* START *
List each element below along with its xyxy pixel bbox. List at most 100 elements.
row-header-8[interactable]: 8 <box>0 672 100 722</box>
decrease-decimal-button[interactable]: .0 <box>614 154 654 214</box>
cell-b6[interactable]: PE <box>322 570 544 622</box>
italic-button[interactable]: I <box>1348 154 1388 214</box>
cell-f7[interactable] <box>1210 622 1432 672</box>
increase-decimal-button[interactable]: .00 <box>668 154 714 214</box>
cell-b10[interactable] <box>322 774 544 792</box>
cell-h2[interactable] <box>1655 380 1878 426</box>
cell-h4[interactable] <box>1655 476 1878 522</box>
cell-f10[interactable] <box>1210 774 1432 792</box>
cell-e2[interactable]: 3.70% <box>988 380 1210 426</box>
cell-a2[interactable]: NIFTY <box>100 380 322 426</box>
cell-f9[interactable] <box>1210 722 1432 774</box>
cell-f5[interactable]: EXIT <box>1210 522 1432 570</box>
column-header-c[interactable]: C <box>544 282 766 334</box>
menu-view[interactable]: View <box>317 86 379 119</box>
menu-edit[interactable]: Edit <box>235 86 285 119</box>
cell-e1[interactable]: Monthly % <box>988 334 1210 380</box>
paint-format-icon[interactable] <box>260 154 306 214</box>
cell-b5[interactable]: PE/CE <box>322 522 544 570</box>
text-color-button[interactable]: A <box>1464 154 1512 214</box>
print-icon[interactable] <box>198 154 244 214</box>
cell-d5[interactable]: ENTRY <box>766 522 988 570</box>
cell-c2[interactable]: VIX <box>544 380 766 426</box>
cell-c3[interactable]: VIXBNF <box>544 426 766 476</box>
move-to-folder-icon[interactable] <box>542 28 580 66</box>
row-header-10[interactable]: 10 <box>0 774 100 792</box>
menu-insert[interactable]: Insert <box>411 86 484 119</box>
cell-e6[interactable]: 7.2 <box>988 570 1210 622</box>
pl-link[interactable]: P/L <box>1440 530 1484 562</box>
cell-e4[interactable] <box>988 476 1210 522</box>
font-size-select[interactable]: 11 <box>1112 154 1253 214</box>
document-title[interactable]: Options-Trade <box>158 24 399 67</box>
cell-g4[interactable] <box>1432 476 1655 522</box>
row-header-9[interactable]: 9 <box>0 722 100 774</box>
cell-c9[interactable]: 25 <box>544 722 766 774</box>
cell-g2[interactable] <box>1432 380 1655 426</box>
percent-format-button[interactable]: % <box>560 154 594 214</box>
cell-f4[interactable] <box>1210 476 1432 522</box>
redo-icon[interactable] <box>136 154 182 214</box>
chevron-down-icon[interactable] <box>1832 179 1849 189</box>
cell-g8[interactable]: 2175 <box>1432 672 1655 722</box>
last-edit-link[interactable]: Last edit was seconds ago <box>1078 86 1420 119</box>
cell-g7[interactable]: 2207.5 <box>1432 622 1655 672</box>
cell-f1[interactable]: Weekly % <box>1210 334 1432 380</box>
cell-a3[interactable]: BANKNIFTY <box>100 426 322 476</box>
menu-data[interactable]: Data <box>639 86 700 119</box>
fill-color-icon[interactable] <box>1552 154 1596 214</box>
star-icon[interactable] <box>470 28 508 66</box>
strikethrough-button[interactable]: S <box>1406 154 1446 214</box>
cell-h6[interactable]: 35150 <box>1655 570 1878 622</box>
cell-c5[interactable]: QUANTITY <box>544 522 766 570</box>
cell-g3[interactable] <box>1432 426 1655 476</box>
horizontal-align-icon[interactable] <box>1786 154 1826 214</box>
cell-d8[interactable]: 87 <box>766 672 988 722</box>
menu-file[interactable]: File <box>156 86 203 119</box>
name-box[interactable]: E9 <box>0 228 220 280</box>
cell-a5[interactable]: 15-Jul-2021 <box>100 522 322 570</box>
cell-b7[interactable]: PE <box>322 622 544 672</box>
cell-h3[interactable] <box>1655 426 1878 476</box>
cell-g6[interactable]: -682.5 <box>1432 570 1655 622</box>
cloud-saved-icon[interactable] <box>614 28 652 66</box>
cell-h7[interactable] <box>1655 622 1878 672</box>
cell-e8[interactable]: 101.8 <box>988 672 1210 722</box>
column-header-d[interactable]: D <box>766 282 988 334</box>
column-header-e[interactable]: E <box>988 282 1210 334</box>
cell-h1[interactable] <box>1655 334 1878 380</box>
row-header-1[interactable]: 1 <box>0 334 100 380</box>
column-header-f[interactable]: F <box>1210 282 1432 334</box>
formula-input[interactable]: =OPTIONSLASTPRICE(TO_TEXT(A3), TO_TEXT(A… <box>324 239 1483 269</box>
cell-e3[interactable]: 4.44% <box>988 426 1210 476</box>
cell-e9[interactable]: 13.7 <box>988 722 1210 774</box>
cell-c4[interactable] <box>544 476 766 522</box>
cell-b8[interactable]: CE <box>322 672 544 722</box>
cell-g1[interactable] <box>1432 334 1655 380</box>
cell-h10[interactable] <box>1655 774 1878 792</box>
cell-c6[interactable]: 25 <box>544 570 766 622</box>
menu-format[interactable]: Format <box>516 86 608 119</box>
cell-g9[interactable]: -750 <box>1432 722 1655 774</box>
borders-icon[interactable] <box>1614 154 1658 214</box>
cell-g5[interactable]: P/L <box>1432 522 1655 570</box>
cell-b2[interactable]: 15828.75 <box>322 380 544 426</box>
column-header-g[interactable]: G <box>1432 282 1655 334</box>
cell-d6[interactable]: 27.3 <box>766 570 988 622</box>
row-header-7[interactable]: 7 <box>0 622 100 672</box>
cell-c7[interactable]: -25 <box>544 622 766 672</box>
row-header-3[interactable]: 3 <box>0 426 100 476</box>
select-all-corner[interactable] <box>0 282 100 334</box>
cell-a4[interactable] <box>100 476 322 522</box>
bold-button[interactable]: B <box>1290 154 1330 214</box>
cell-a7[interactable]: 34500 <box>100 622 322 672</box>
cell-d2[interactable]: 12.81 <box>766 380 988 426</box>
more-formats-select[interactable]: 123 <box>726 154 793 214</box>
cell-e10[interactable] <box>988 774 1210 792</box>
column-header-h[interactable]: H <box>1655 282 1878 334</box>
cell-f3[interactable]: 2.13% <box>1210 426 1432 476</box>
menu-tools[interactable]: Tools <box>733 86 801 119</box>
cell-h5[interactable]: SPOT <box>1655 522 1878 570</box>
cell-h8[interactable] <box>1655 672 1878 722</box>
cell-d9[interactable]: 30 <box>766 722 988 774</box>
* END *
> GIVEN INSTRUCTION
Please format every line of the material above as a JSON list of strings, one string per line, leaving out any blank lines.

> TASK RESPONSE
[
  "List each element below along with its xyxy pixel bbox. List at most 100 elements.",
  "row-header-8[interactable]: 8 <box>0 672 100 722</box>",
  "decrease-decimal-button[interactable]: .0 <box>614 154 654 214</box>",
  "cell-b6[interactable]: PE <box>322 570 544 622</box>",
  "italic-button[interactable]: I <box>1348 154 1388 214</box>",
  "cell-f7[interactable] <box>1210 622 1432 672</box>",
  "increase-decimal-button[interactable]: .00 <box>668 154 714 214</box>",
  "cell-b10[interactable] <box>322 774 544 792</box>",
  "cell-h2[interactable] <box>1655 380 1878 426</box>",
  "cell-h4[interactable] <box>1655 476 1878 522</box>",
  "cell-f10[interactable] <box>1210 774 1432 792</box>",
  "cell-e2[interactable]: 3.70% <box>988 380 1210 426</box>",
  "cell-a2[interactable]: NIFTY <box>100 380 322 426</box>",
  "cell-f9[interactable] <box>1210 722 1432 774</box>",
  "cell-f5[interactable]: EXIT <box>1210 522 1432 570</box>",
  "column-header-c[interactable]: C <box>544 282 766 334</box>",
  "menu-view[interactable]: View <box>317 86 379 119</box>",
  "menu-edit[interactable]: Edit <box>235 86 285 119</box>",
  "cell-e1[interactable]: Monthly % <box>988 334 1210 380</box>",
  "paint-format-icon[interactable] <box>260 154 306 214</box>",
  "cell-b5[interactable]: PE/CE <box>322 522 544 570</box>",
  "text-color-button[interactable]: A <box>1464 154 1512 214</box>",
  "print-icon[interactable] <box>198 154 244 214</box>",
  "cell-d5[interactable]: ENTRY <box>766 522 988 570</box>",
  "cell-c2[interactable]: VIX <box>544 380 766 426</box>",
  "cell-c3[interactable]: VIXBNF <box>544 426 766 476</box>",
  "move-to-folder-icon[interactable] <box>542 28 580 66</box>",
  "row-header-10[interactable]: 10 <box>0 774 100 792</box>",
  "menu-insert[interactable]: Insert <box>411 86 484 119</box>",
  "cell-e6[interactable]: 7.2 <box>988 570 1210 622</box>",
  "pl-link[interactable]: P/L <box>1440 530 1484 562</box>",
  "cell-e4[interactable] <box>988 476 1210 522</box>",
  "font-size-select[interactable]: 11 <box>1112 154 1253 214</box>",
  "document-title[interactable]: Options-Trade <box>158 24 399 67</box>",
  "cell-g4[interactable] <box>1432 476 1655 522</box>",
  "row-header-9[interactable]: 9 <box>0 722 100 774</box>",
  "cell-c9[interactable]: 25 <box>544 722 766 774</box>",
  "cell-g2[interactable] <box>1432 380 1655 426</box>",
  "percent-format-button[interactable]: % <box>560 154 594 214</box>",
  "cell-f4[interactable] <box>1210 476 1432 522</box>",
  "redo-icon[interactable] <box>136 154 182 214</box>",
  "chevron-down-icon[interactable] <box>1832 179 1849 189</box>",
  "cell-g8[interactable]: 2175 <box>1432 672 1655 722</box>",
  "last-edit-link[interactable]: Last edit was seconds ago <box>1078 86 1420 119</box>",
  "cell-g7[interactable]: 2207.5 <box>1432 622 1655 672</box>",
  "cell-f1[interactable]: Weekly % <box>1210 334 1432 380</box>",
  "cell-a3[interactable]: BANKNIFTY <box>100 426 322 476</box>",
  "menu-data[interactable]: Data <box>639 86 700 119</box>",
  "fill-color-icon[interactable] <box>1552 154 1596 214</box>",
  "star-icon[interactable] <box>470 28 508 66</box>",
  "strikethrough-button[interactable]: S <box>1406 154 1446 214</box>",
  "cell-h6[interactable]: 35150 <box>1655 570 1878 622</box>",
  "cell-c5[interactable]: QUANTITY <box>544 522 766 570</box>",
  "cell-g3[interactable] <box>1432 426 1655 476</box>",
  "horizontal-align-icon[interactable] <box>1786 154 1826 214</box>",
  "cell-d8[interactable]: 87 <box>766 672 988 722</box>",
  "menu-file[interactable]: File <box>156 86 203 119</box>",
  "name-box[interactable]: E9 <box>0 228 220 280</box>",
  "cell-a5[interactable]: 15-Jul-2021 <box>100 522 322 570</box>",
  "cell-b7[interactable]: PE <box>322 622 544 672</box>",
  "cell-h3[interactable] <box>1655 426 1878 476</box>",
  "cell-g6[interactable]: -682.5 <box>1432 570 1655 622</box>",
  "cloud-saved-icon[interactable] <box>614 28 652 66</box>",
  "cell-h7[interactable] <box>1655 622 1878 672</box>",
  "cell-e8[interactable]: 101.8 <box>988 672 1210 722</box>",
  "column-header-d[interactable]: D <box>766 282 988 334</box>",
  "column-header-e[interactable]: E <box>988 282 1210 334</box>",
  "cell-h1[interactable] <box>1655 334 1878 380</box>",
  "row-header-1[interactable]: 1 <box>0 334 100 380</box>",
  "column-header-f[interactable]: F <box>1210 282 1432 334</box>",
  "formula-input[interactable]: =OPTIONSLASTPRICE(TO_TEXT(A3), TO_TEXT(A… <box>324 239 1483 269</box>",
  "cell-e3[interactable]: 4.44% <box>988 426 1210 476</box>",
  "cell-e9[interactable]: 13.7 <box>988 722 1210 774</box>",
  "cell-c4[interactable] <box>544 476 766 522</box>",
  "cell-b8[interactable]: CE <box>322 672 544 722</box>",
  "cell-g1[interactable] <box>1432 334 1655 380</box>",
  "cell-h10[interactable] <box>1655 774 1878 792</box>",
  "cell-c6[interactable]: 25 <box>544 570 766 622</box>",
  "menu-format[interactable]: Format <box>516 86 608 119</box>",
  "cell-g9[interactable]: -750 <box>1432 722 1655 774</box>",
  "borders-icon[interactable] <box>1614 154 1658 214</box>",
  "cell-g5[interactable]: P/L <box>1432 522 1655 570</box>",
  "cell-b2[interactable]: 15828.75 <box>322 380 544 426</box>",
  "column-header-g[interactable]: G <box>1432 282 1655 334</box>",
  "cell-d6[interactable]: 27.3 <box>766 570 988 622</box>",
  "row-header-7[interactable]: 7 <box>0 622 100 672</box>",
  "cell-c7[interactable]: -25 <box>544 622 766 672</box>",
  "row-header-3[interactable]: 3 <box>0 426 100 476</box>",
  "select-all-corner[interactable] <box>0 282 100 334</box>",
  "cell-a4[interactable] <box>100 476 322 522</box>",
  "bold-button[interactable]: B <box>1290 154 1330 214</box>",
  "cell-a7[interactable]: 34500 <box>100 622 322 672</box>",
  "cell-d2[interactable]: 12.81 <box>766 380 988 426</box>",
  "more-formats-select[interactable]: 123 <box>726 154 793 214</box>",
  "cell-e10[interactable] <box>988 774 1210 792</box>",
  "column-header-h[interactable]: H <box>1655 282 1878 334</box>",
  "cell-f3[interactable]: 2.13% <box>1210 426 1432 476</box>",
  "menu-tools[interactable]: Tools <box>733 86 801 119</box>",
  "cell-h5[interactable]: SPOT <box>1655 522 1878 570</box>",
  "cell-h8[interactable] <box>1655 672 1878 722</box>",
  "cell-d9[interactable]: 30 <box>766 722 988 774</box>"
]